--- START ---
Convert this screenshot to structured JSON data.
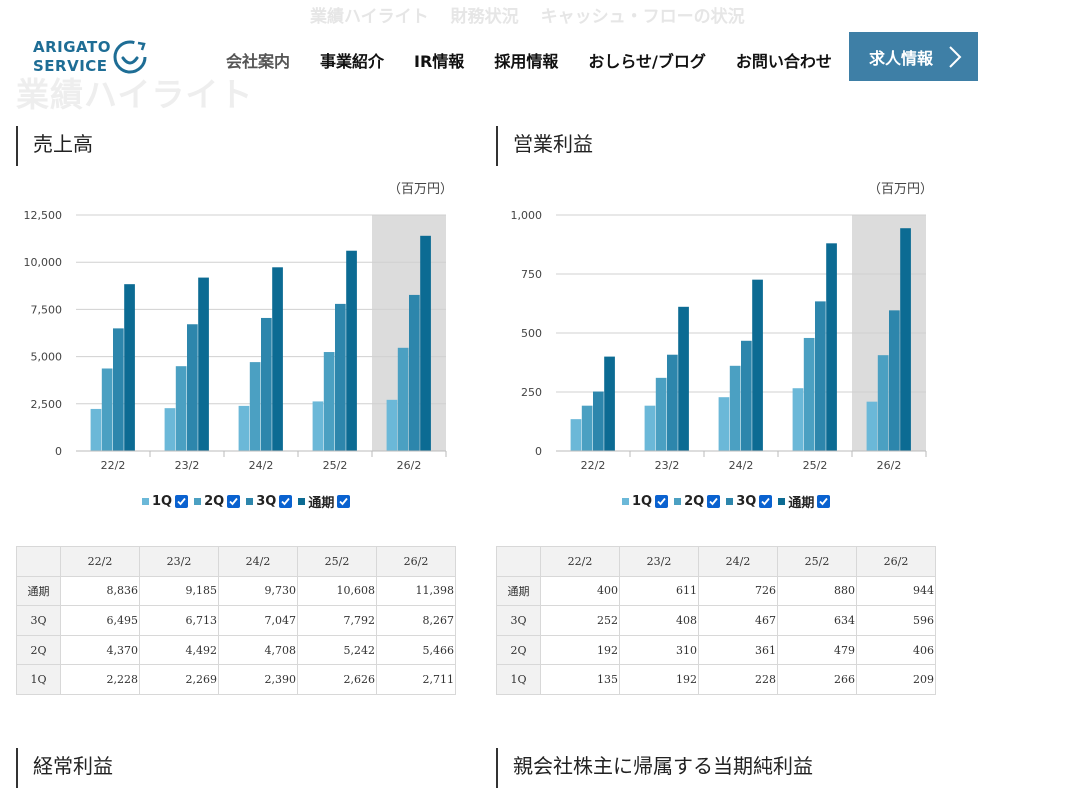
{
  "ghost": {
    "tabs": [
      "業績ハイライト",
      "財務状況",
      "キャッシュ・フローの状況"
    ],
    "title": "業績ハイライト"
  },
  "logo": {
    "line1": "ARIGATO",
    "line2": "SERVICE"
  },
  "nav": {
    "items": [
      "会社案内",
      "事業紹介",
      "IR情報",
      "採用情報",
      "おしらせ/ブログ",
      "お問い合わせ"
    ],
    "cta": "求人情報"
  },
  "colors": {
    "q1": "#6bb8d8",
    "q2": "#4ba0c2",
    "q3": "#2d86ac",
    "full": "#0c6b93",
    "accent": "#3e7fa6",
    "highlight": "#dcdcdc"
  },
  "legend": [
    "1Q",
    "2Q",
    "3Q",
    "通期"
  ],
  "sections": {
    "s1": "売上高",
    "s2": "営業利益",
    "s3": "経常利益",
    "s4": "親会社株主に帰属する当期純利益"
  },
  "unit": "（百万円）",
  "tables": {
    "row_labels": [
      "通期",
      "3Q",
      "2Q",
      "1Q"
    ]
  },
  "chart_data": [
    {
      "type": "bar",
      "title": "売上高",
      "categories": [
        "22/2",
        "23/2",
        "24/2",
        "25/2",
        "26/2"
      ],
      "series": [
        {
          "name": "1Q",
          "values": [
            2228,
            2269,
            2390,
            2626,
            2711
          ]
        },
        {
          "name": "2Q",
          "values": [
            4370,
            4492,
            4708,
            5242,
            5466
          ]
        },
        {
          "name": "3Q",
          "values": [
            6495,
            6713,
            7047,
            7792,
            8267
          ]
        },
        {
          "name": "通期",
          "values": [
            8836,
            9185,
            9730,
            10608,
            11398
          ]
        }
      ],
      "ylim": [
        0,
        12500
      ],
      "yticks": [
        "12,500",
        "10,000",
        "7,500",
        "5,000",
        "2,500",
        "0"
      ],
      "ytick_values": [
        12500,
        10000,
        7500,
        5000,
        2500,
        0
      ],
      "display": [
        [
          "8,836",
          "9,185",
          "9,730",
          "10,608",
          "11,398"
        ],
        [
          "6,495",
          "6,713",
          "7,047",
          "7,792",
          "8,267"
        ],
        [
          "4,370",
          "4,492",
          "4,708",
          "5,242",
          "5,466"
        ],
        [
          "2,228",
          "2,269",
          "2,390",
          "2,626",
          "2,711"
        ]
      ],
      "highlight_category": "26/2",
      "grid": true,
      "legend": "bottom"
    },
    {
      "type": "bar",
      "title": "営業利益",
      "categories": [
        "22/2",
        "23/2",
        "24/2",
        "25/2",
        "26/2"
      ],
      "series": [
        {
          "name": "1Q",
          "values": [
            135,
            192,
            228,
            266,
            209
          ]
        },
        {
          "name": "2Q",
          "values": [
            192,
            310,
            361,
            479,
            406
          ]
        },
        {
          "name": "3Q",
          "values": [
            252,
            408,
            467,
            634,
            596
          ]
        },
        {
          "name": "通期",
          "values": [
            400,
            611,
            726,
            880,
            944
          ]
        }
      ],
      "ylim": [
        0,
        1000
      ],
      "yticks": [
        "1,000",
        "750",
        "500",
        "250",
        "0"
      ],
      "ytick_values": [
        1000,
        750,
        500,
        250,
        0
      ],
      "display": [
        [
          "400",
          "611",
          "726",
          "880",
          "944"
        ],
        [
          "252",
          "408",
          "467",
          "634",
          "596"
        ],
        [
          "192",
          "310",
          "361",
          "479",
          "406"
        ],
        [
          "135",
          "192",
          "228",
          "266",
          "209"
        ]
      ],
      "highlight_category": "26/2",
      "grid": true,
      "legend": "bottom"
    }
  ]
}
--- END ---
Objective
Repeat the material exactly as it reads, without any of its pictures.

Answer for this exercise
Convert this screenshot to structured JSON data.
{
  "ghost": {
    "tabs": [
      "業績ハイライト",
      "財務状況",
      "キャッシュ・フローの状況"
    ],
    "title": "業績ハイライト"
  },
  "logo": {
    "line1": "ARIGATO",
    "line2": "SERVICE"
  },
  "nav": {
    "items": [
      "会社案内",
      "事業紹介",
      "IR情報",
      "採用情報",
      "おしらせ/ブログ",
      "お問い合わせ"
    ],
    "cta": "求人情報"
  },
  "colors": {
    "q1": "#6bb8d8",
    "q2": "#4ba0c2",
    "q3": "#2d86ac",
    "full": "#0c6b93",
    "accent": "#3e7fa6",
    "highlight": "#dcdcdc"
  },
  "legend": [
    "1Q",
    "2Q",
    "3Q",
    "通期"
  ],
  "sections": {
    "s1": "売上高",
    "s2": "営業利益",
    "s3": "経常利益",
    "s4": "親会社株主に帰属する当期純利益"
  },
  "unit": "（百万円）",
  "tables": {
    "row_labels": [
      "通期",
      "3Q",
      "2Q",
      "1Q"
    ]
  },
  "chart_data": [
    {
      "type": "bar",
      "title": "売上高",
      "categories": [
        "22/2",
        "23/2",
        "24/2",
        "25/2",
        "26/2"
      ],
      "series": [
        {
          "name": "1Q",
          "values": [
            2228,
            2269,
            2390,
            2626,
            2711
          ]
        },
        {
          "name": "2Q",
          "values": [
            4370,
            4492,
            4708,
            5242,
            5466
          ]
        },
        {
          "name": "3Q",
          "values": [
            6495,
            6713,
            7047,
            7792,
            8267
          ]
        },
        {
          "name": "通期",
          "values": [
            8836,
            9185,
            9730,
            10608,
            11398
          ]
        }
      ],
      "ylim": [
        0,
        12500
      ],
      "yticks": [
        "12,500",
        "10,000",
        "7,500",
        "5,000",
        "2,500",
        "0"
      ],
      "ytick_values": [
        12500,
        10000,
        7500,
        5000,
        2500,
        0
      ],
      "display": [
        [
          "8,836",
          "9,185",
          "9,730",
          "10,608",
          "11,398"
        ],
        [
          "6,495",
          "6,713",
          "7,047",
          "7,792",
          "8,267"
        ],
        [
          "4,370",
          "4,492",
          "4,708",
          "5,242",
          "5,466"
        ],
        [
          "2,228",
          "2,269",
          "2,390",
          "2,626",
          "2,711"
        ]
      ],
      "highlight_category": "26/2",
      "grid": true,
      "legend": "bottom"
    },
    {
      "type": "bar",
      "title": "営業利益",
      "categories": [
        "22/2",
        "23/2",
        "24/2",
        "25/2",
        "26/2"
      ],
      "series": [
        {
          "name": "1Q",
          "values": [
            135,
            192,
            228,
            266,
            209
          ]
        },
        {
          "name": "2Q",
          "values": [
            192,
            310,
            361,
            479,
            406
          ]
        },
        {
          "name": "3Q",
          "values": [
            252,
            408,
            467,
            634,
            596
          ]
        },
        {
          "name": "通期",
          "values": [
            400,
            611,
            726,
            880,
            944
          ]
        }
      ],
      "ylim": [
        0,
        1000
      ],
      "yticks": [
        "1,000",
        "750",
        "500",
        "250",
        "0"
      ],
      "ytick_values": [
        1000,
        750,
        500,
        250,
        0
      ],
      "display": [
        [
          "400",
          "611",
          "726",
          "880",
          "944"
        ],
        [
          "252",
          "408",
          "467",
          "634",
          "596"
        ],
        [
          "192",
          "310",
          "361",
          "479",
          "406"
        ],
        [
          "135",
          "192",
          "228",
          "266",
          "209"
        ]
      ],
      "highlight_category": "26/2",
      "grid": true,
      "legend": "bottom"
    }
  ]
}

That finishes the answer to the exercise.